Requirements:
Count, in the entries, the lines with "content". Answer with the number only.

Stored data:
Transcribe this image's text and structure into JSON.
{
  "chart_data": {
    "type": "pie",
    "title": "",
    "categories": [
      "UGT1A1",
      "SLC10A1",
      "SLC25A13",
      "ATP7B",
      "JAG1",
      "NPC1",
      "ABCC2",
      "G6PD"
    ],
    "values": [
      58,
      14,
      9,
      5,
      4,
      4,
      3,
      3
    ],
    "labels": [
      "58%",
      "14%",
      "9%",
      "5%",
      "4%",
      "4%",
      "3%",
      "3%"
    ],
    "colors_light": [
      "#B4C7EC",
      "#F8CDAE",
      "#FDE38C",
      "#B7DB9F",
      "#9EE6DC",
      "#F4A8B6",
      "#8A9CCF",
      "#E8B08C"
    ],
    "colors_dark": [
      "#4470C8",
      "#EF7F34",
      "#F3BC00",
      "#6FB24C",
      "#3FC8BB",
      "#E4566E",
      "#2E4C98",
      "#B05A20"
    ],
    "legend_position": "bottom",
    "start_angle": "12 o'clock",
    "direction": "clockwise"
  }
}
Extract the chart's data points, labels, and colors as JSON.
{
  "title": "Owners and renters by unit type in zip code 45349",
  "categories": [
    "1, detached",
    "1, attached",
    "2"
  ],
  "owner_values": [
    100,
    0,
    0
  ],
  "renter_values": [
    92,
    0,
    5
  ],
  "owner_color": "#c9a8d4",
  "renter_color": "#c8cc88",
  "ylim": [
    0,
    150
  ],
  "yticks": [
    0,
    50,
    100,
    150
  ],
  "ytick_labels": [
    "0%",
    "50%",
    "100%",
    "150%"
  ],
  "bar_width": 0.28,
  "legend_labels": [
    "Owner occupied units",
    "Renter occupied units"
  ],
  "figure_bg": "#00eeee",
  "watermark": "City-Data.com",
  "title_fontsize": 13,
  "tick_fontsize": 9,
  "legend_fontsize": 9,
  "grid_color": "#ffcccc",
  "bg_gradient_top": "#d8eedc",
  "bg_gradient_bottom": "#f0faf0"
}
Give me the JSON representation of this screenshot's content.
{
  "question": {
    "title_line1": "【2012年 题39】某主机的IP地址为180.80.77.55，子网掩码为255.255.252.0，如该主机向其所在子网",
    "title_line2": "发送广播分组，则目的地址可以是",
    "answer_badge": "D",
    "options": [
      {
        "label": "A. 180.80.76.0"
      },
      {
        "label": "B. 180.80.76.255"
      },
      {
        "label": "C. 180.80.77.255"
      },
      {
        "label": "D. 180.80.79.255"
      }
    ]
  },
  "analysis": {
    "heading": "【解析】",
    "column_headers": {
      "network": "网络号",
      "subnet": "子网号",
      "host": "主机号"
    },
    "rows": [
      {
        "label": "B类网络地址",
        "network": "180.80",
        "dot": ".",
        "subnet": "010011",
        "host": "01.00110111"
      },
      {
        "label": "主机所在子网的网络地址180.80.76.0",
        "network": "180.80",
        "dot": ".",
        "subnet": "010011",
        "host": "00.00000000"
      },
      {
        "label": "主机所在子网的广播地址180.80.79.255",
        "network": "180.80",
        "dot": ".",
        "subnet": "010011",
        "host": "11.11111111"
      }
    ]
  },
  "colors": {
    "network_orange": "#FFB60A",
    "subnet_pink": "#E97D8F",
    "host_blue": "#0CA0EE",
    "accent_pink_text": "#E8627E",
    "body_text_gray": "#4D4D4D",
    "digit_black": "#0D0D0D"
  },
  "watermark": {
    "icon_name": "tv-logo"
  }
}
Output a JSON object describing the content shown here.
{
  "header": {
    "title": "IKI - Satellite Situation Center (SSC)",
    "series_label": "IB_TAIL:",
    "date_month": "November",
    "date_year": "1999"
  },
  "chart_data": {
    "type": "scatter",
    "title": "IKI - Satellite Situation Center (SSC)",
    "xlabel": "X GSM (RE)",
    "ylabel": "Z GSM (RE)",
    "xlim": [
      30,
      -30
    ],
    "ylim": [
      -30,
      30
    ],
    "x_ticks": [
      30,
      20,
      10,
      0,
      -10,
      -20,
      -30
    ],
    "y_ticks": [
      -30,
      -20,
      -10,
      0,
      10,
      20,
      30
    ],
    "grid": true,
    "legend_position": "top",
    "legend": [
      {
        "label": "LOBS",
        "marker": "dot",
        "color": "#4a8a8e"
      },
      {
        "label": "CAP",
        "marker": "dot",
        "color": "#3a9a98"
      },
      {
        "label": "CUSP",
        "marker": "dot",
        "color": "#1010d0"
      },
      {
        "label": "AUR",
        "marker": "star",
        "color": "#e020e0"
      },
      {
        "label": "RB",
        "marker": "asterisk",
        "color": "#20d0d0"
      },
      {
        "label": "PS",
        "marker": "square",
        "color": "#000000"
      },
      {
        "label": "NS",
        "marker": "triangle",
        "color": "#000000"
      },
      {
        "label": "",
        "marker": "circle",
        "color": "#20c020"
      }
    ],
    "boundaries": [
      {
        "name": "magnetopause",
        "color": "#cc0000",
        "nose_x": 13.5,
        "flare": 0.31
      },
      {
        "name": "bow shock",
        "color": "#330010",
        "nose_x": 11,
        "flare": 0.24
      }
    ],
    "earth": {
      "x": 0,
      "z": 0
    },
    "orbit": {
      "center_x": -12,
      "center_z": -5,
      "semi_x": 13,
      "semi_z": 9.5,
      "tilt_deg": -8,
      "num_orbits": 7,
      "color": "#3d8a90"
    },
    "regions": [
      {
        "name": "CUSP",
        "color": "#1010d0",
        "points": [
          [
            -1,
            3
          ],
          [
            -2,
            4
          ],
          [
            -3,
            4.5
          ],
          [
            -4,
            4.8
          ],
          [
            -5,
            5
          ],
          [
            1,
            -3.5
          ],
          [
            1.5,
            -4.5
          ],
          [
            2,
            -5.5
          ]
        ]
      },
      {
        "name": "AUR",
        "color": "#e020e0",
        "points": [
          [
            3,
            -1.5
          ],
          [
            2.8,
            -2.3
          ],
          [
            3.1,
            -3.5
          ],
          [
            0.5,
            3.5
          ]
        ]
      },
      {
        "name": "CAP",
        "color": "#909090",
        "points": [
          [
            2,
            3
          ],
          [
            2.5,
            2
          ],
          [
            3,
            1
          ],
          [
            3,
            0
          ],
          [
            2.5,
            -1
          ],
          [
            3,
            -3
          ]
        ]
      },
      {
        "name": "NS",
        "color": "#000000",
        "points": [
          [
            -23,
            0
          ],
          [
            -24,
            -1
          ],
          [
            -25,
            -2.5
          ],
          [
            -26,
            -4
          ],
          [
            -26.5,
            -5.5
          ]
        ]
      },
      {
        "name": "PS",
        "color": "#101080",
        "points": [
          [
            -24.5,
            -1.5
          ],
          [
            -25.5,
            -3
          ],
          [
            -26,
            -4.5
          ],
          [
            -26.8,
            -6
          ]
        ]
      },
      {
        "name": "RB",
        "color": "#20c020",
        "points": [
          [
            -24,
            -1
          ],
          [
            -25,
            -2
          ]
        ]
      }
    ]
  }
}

Answer in full:
2